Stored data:
━━━━━━━━━━━━━━━━
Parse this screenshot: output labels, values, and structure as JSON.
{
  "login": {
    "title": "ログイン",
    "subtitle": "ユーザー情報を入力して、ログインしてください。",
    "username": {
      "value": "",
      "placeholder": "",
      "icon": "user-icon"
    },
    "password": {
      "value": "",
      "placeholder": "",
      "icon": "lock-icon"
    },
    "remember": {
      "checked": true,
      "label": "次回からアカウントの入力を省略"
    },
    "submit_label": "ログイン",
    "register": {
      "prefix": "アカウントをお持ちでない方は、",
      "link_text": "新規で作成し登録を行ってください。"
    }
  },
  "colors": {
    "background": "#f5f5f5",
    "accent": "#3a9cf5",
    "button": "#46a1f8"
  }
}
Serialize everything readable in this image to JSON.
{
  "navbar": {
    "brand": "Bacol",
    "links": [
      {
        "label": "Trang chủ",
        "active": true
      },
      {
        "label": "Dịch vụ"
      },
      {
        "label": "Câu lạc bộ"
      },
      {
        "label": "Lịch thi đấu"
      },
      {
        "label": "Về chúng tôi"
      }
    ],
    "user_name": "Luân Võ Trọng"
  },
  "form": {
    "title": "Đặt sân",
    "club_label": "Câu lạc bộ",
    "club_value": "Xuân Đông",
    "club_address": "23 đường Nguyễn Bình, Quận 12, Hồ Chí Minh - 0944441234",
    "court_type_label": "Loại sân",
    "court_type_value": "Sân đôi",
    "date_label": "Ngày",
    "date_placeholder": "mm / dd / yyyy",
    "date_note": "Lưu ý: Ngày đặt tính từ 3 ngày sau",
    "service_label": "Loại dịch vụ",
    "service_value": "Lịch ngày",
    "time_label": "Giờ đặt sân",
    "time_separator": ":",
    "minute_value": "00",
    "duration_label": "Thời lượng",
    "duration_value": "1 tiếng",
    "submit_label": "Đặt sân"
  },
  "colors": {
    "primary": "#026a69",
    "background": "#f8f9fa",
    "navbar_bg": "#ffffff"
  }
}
━━━━━━━━━━━━━━━━
Task: Output only the lines running from the line with "Serialize everything readable" through the final line of the data, inclusive.

Finished task:
Serialize everything readable in this image to JSON.
{
  "navbar": {
    "brand": "Bacol",
    "links": [
      {
        "label": "Trang chủ",
        "active": true
      },
      {
        "label": "Dịch vụ"
      },
      {
        "label": "Câu lạc bộ"
      },
      {
        "label": "Lịch thi đấu"
      },
      {
        "label": "Về chúng tôi"
      }
    ],
    "user_name": "Luân Võ Trọng"
  },
  "form": {
    "title": "Đặt sân",
    "club_label": "Câu lạc bộ",
    "club_value": "Xuân Đông",
    "club_address": "23 đường Nguyễn Bình, Quận 12, Hồ Chí Minh - 0944441234",
    "court_type_label": "Loại sân",
    "court_type_value": "Sân đôi",
    "date_label": "Ngày",
    "date_placeholder": "mm / dd / yyyy",
    "date_note": "Lưu ý: Ngày đặt tính từ 3 ngày sau",
    "service_label": "Loại dịch vụ",
    "service_value": "Lịch ngày",
    "time_label": "Giờ đặt sân",
    "time_separator": ":",
    "minute_value": "00",
    "duration_label": "Thời lượng",
    "duration_value": "1 tiếng",
    "submit_label": "Đặt sân"
  },
  "colors": {
    "primary": "#026a69",
    "background": "#f8f9fa",
    "navbar_bg": "#ffffff"
  }
}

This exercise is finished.